begin DATA SHOWN
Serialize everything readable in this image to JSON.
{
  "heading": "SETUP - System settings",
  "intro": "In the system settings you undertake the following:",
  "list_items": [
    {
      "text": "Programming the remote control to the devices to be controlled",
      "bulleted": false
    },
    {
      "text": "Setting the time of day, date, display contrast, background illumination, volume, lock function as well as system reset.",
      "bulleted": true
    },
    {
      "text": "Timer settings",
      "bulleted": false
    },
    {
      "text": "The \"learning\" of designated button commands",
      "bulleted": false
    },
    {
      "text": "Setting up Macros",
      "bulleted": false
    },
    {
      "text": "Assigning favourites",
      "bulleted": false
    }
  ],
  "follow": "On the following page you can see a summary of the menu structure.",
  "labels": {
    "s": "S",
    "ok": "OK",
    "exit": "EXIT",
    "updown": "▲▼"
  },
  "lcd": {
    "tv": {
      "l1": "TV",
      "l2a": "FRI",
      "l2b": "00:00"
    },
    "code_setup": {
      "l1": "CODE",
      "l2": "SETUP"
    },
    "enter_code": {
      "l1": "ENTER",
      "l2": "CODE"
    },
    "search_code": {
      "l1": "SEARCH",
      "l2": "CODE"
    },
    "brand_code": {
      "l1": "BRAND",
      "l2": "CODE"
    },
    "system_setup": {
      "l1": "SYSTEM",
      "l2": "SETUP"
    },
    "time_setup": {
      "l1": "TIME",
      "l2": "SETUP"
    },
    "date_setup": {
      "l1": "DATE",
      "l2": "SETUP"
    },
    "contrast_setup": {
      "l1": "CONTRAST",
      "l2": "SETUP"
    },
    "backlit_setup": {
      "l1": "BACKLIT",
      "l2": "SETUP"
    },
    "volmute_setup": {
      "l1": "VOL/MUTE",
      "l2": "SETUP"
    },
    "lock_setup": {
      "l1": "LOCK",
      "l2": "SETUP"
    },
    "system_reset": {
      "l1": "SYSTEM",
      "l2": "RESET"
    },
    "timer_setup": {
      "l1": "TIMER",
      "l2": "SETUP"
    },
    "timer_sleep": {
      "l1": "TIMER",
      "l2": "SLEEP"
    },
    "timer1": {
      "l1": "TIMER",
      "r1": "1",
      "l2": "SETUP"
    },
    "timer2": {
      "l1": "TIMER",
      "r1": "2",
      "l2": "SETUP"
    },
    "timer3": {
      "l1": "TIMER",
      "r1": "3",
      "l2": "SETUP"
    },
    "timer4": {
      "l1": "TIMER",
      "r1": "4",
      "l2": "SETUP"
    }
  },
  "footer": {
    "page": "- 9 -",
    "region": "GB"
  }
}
end DATA SHOWN
_EXERCISE TASK_: Reproduce the records above exactly.

_EXPECTED OUTPUT_:
Serialize everything readable in this image to JSON.
{
  "heading": "SETUP - System settings",
  "intro": "In the system settings you undertake the following:",
  "list_items": [
    {
      "text": "Programming the remote control to the devices to be controlled",
      "bulleted": false
    },
    {
      "text": "Setting the time of day, date, display contrast, background illumination, volume, lock function as well as system reset.",
      "bulleted": true
    },
    {
      "text": "Timer settings",
      "bulleted": false
    },
    {
      "text": "The \"learning\" of designated button commands",
      "bulleted": false
    },
    {
      "text": "Setting up Macros",
      "bulleted": false
    },
    {
      "text": "Assigning favourites",
      "bulleted": false
    }
  ],
  "follow": "On the following page you can see a summary of the menu structure.",
  "labels": {
    "s": "S",
    "ok": "OK",
    "exit": "EXIT",
    "updown": "▲▼"
  },
  "lcd": {
    "tv": {
      "l1": "TV",
      "l2a": "FRI",
      "l2b": "00:00"
    },
    "code_setup": {
      "l1": "CODE",
      "l2": "SETUP"
    },
    "enter_code": {
      "l1": "ENTER",
      "l2": "CODE"
    },
    "search_code": {
      "l1": "SEARCH",
      "l2": "CODE"
    },
    "brand_code": {
      "l1": "BRAND",
      "l2": "CODE"
    },
    "system_setup": {
      "l1": "SYSTEM",
      "l2": "SETUP"
    },
    "time_setup": {
      "l1": "TIME",
      "l2": "SETUP"
    },
    "date_setup": {
      "l1": "DATE",
      "l2": "SETUP"
    },
    "contrast_setup": {
      "l1": "CONTRAST",
      "l2": "SETUP"
    },
    "backlit_setup": {
      "l1": "BACKLIT",
      "l2": "SETUP"
    },
    "volmute_setup": {
      "l1": "VOL/MUTE",
      "l2": "SETUP"
    },
    "lock_setup": {
      "l1": "LOCK",
      "l2": "SETUP"
    },
    "system_reset": {
      "l1": "SYSTEM",
      "l2": "RESET"
    },
    "timer_setup": {
      "l1": "TIMER",
      "l2": "SETUP"
    },
    "timer_sleep": {
      "l1": "TIMER",
      "l2": "SLEEP"
    },
    "timer1": {
      "l1": "TIMER",
      "r1": "1",
      "l2": "SETUP"
    },
    "timer2": {
      "l1": "TIMER",
      "r1": "2",
      "l2": "SETUP"
    },
    "timer3": {
      "l1": "TIMER",
      "r1": "3",
      "l2": "SETUP"
    },
    "timer4": {
      "l1": "TIMER",
      "r1": "4",
      "l2": "SETUP"
    }
  },
  "footer": {
    "page": "- 9 -",
    "region": "GB"
  }
}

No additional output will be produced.